### What you need to do
Please set down all the lines beneath this one exactly, without the pictures.

(Saved data entries)

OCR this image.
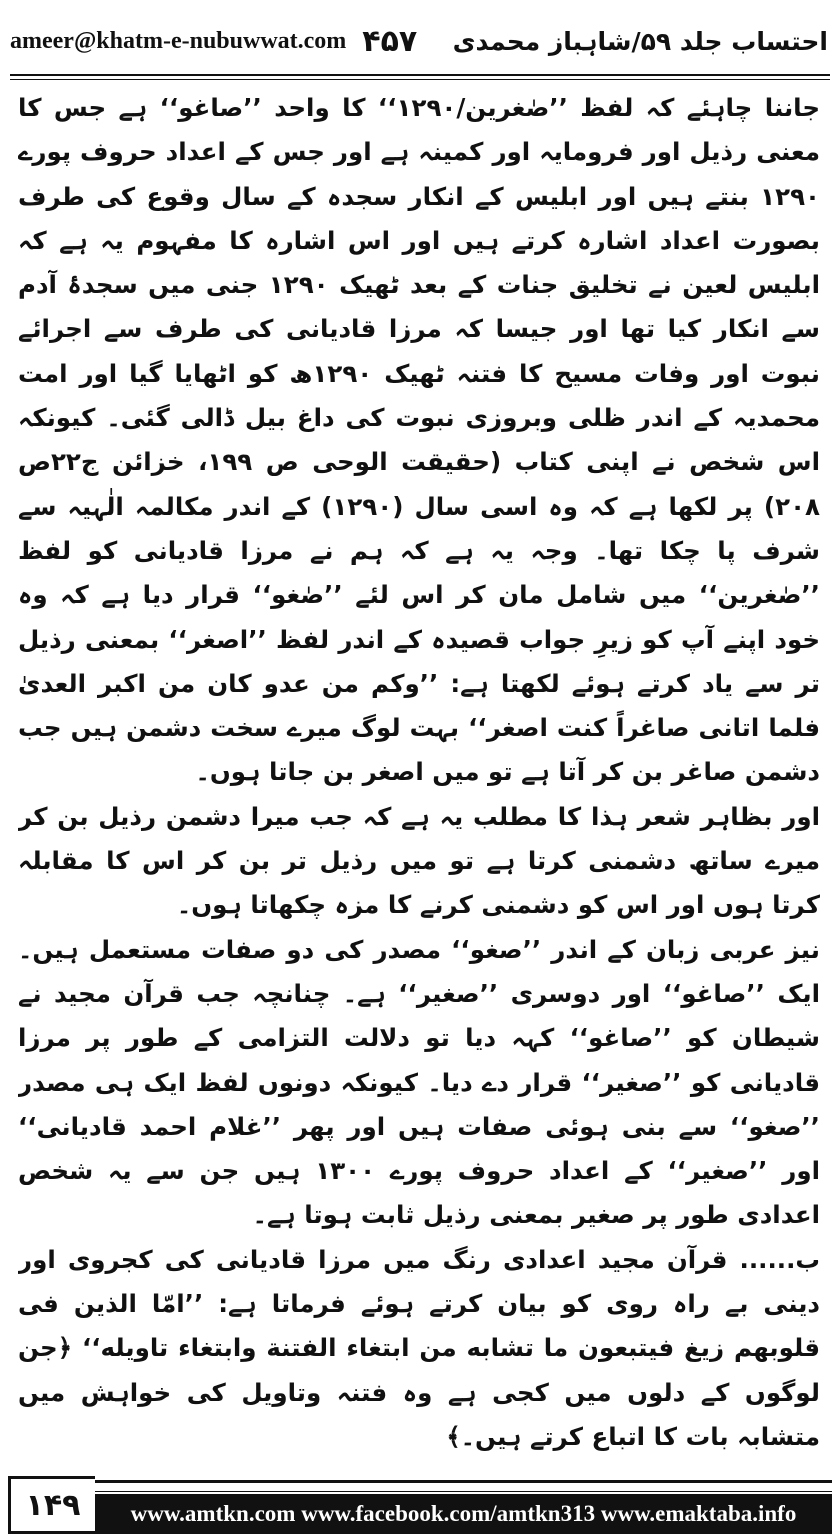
ameer@khatm-e-nubuwwat.com ۴۵۷ احتساب جلد ۵۹/شاہباز محمدی

جاننا چاہئے کہ لفظ ’’صٰغرین/۱۲۹۰‘‘ کا واحد ’’صاغو‘‘ ہے جس کا معنی رذیل اور فرومایہ اور کمینہ ہے اور جس کے اعداد حروف پورے ۱۲۹۰ بنتے ہیں اور ابلیس کے انکار سجدہ کے سال وقوع کی طرف بصورت اعداد اشارہ کرتے ہیں اور اس اشارہ کا مفہوم یہ ہے کہ ابلیس لعین نے تخلیق جنات کے بعد ٹھیک ۱۲۹۰ جنی میں سجدۂ آدم سے انکار کیا تھا اور جیسا کہ مرزا قادیانی کی طرف سے اجرائے نبوت اور وفات مسیح کا فتنہ ٹھیک ۱۲۹۰ھ کو اٹھایا گیا اور امت محمدیہ کے اندر ظلی وبروزی نبوت کی داغ بیل ڈالی گئی۔ کیونکہ اس شخص نے اپنی کتاب (حقیقت الوحی ص ۱۹۹، خزائن ج۲۲ص ۲۰۸) پر لکھا ہے کہ وہ اسی سال (۱۲۹۰) کے اندر مکالمہ الٰہیہ سے شرف پا چکا تھا۔ وجہ یہ ہے کہ ہم نے مرزا قادیانی کو لفظ ’’صٰغرین‘‘ میں شامل مان کر اس لئے ’’صٰغو‘‘ قرار دیا ہے کہ وہ خود اپنے آپ کو زیرِ جواب قصیدہ کے اندر لفظ ’’اصغر‘‘ بمعنی رذیل تر سے یاد کرتے ہوئے لکھتا ہے: ’’وکم من عدو کان من اکبر العدیٰ فلما اتانی صاغراً کنت اصغر‘‘ بہت لوگ میرے سخت دشمن ہیں جب دشمن صاغر بن کر آتا ہے تو میں اصغر بن جاتا ہوں۔

اور بظاہر شعر ہذا کا مطلب یہ ہے کہ جب میرا دشمن رذیل بن کر میرے ساتھ دشمنی کرتا ہے تو میں رذیل تر بن کر اس کا مقابلہ کرتا ہوں اور اس کو دشمنی کرنے کا مزہ چکھاتا ہوں۔

نیز عربی زبان کے اندر ’’صغو‘‘ مصدر کی دو صفات مستعمل ہیں۔ ایک ’’صاغو‘‘ اور دوسری ’’صغیر‘‘ ہے۔ چنانچہ جب قرآن مجید نے شیطان کو ’’صاغو‘‘ کہہ دیا تو دلالت التزامی کے طور پر مرزا قادیانی کو ’’صغیر‘‘ قرار دے دیا۔ کیونکہ دونوں لفظ ایک ہی مصدر ’’صغو‘‘ سے بنی ہوئی صفات ہیں اور پھر ’’غلام احمد قادیانی‘‘ اور ’’صغیر‘‘ کے اعداد حروف پورے ۱۳۰۰ ہیں جن سے یہ شخص اعدادی طور پر صغیر بمعنی رذیل ثابت ہوتا ہے۔

ب...... قرآن مجید اعدادی رنگ میں مرزا قادیانی کی کجروی اور دینی بے راہ روی کو بیان کرتے ہوئے فرماتا ہے: ’’امّا الذین فی قلوبھم زیغ فیتبعون ما تشابه من ابتغاء الفتنة وابتغاء تاویله‘‘ ﴿جن لوگوں کے دلوں میں کجی ہے وہ فتنہ وتاویل کی خواہش میں متشابہ بات کا اتباع کرتے ہیں۔﴾

۱۴۹	www.amtkn.com www.facebook.com/amtkn313 www.emaktaba.info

### Written solution
OCR this image.
ameer@khatm-e-nubuwwat.com ۴۵۷ احتساب جلد ۵۹/شاہباز محمدی

جاننا چاہئے کہ لفظ ’’صٰغرین/۱۲۹۰‘‘ کا واحد ’’صاغو‘‘ ہے جس کا معنی رذیل اور فرومایہ اور کمینہ ہے اور جس کے اعداد حروف پورے ۱۲۹۰ بنتے ہیں اور ابلیس کے انکار سجدہ کے سال وقوع کی طرف بصورت اعداد اشارہ کرتے ہیں اور اس اشارہ کا مفہوم یہ ہے کہ ابلیس لعین نے تخلیق جنات کے بعد ٹھیک ۱۲۹۰ جنی میں سجدۂ آدم سے انکار کیا تھا اور جیسا کہ مرزا قادیانی کی طرف سے اجرائے نبوت اور وفات مسیح کا فتنہ ٹھیک ۱۲۹۰ھ کو اٹھایا گیا اور امت محمدیہ کے اندر ظلی وبروزی نبوت کی داغ بیل ڈالی گئی۔ کیونکہ اس شخص نے اپنی کتاب (حقیقت الوحی ص ۱۹۹، خزائن ج۲۲ص ۲۰۸) پر لکھا ہے کہ وہ اسی سال (۱۲۹۰) کے اندر مکالمہ الٰہیہ سے شرف پا چکا تھا۔ وجہ یہ ہے کہ ہم نے مرزا قادیانی کو لفظ ’’صٰغرین‘‘ میں شامل مان کر اس لئے ’’صٰغو‘‘ قرار دیا ہے کہ وہ خود اپنے آپ کو زیرِ جواب قصیدہ کے اندر لفظ ’’اصغر‘‘ بمعنی رذیل تر سے یاد کرتے ہوئے لکھتا ہے: ’’وکم من عدو کان من اکبر العدیٰ فلما اتانی صاغراً کنت اصغر‘‘ بہت لوگ میرے سخت دشمن ہیں جب دشمن صاغر بن کر آتا ہے تو میں اصغر بن جاتا ہوں۔

اور بظاہر شعر ہذا کا مطلب یہ ہے کہ جب میرا دشمن رذیل بن کر میرے ساتھ دشمنی کرتا ہے تو میں رذیل تر بن کر اس کا مقابلہ کرتا ہوں اور اس کو دشمنی کرنے کا مزہ چکھاتا ہوں۔

نیز عربی زبان کے اندر ’’صغو‘‘ مصدر کی دو صفات مستعمل ہیں۔ ایک ’’صاغو‘‘ اور دوسری ’’صغیر‘‘ ہے۔ چنانچہ جب قرآن مجید نے شیطان کو ’’صاغو‘‘ کہہ دیا تو دلالت التزامی کے طور پر مرزا قادیانی کو ’’صغیر‘‘ قرار دے دیا۔ کیونکہ دونوں لفظ ایک ہی مصدر ’’صغو‘‘ سے بنی ہوئی صفات ہیں اور پھر ’’غلام احمد قادیانی‘‘ اور ’’صغیر‘‘ کے اعداد حروف پورے ۱۳۰۰ ہیں جن سے یہ شخص اعدادی طور پر صغیر بمعنی رذیل ثابت ہوتا ہے۔

ب...... قرآن مجید اعدادی رنگ میں مرزا قادیانی کی کجروی اور دینی بے راہ روی کو بیان کرتے ہوئے فرماتا ہے: ’’امّا الذین فی قلوبھم زیغ فیتبعون ما تشابه من ابتغاء الفتنة وابتغاء تاویله‘‘ ﴿جن لوگوں کے دلوں میں کجی ہے وہ فتنہ وتاویل کی خواہش میں متشابہ بات کا اتباع کرتے ہیں۔﴾

۱۴۹	www.amtkn.com www.facebook.com/amtkn313 www.emaktaba.info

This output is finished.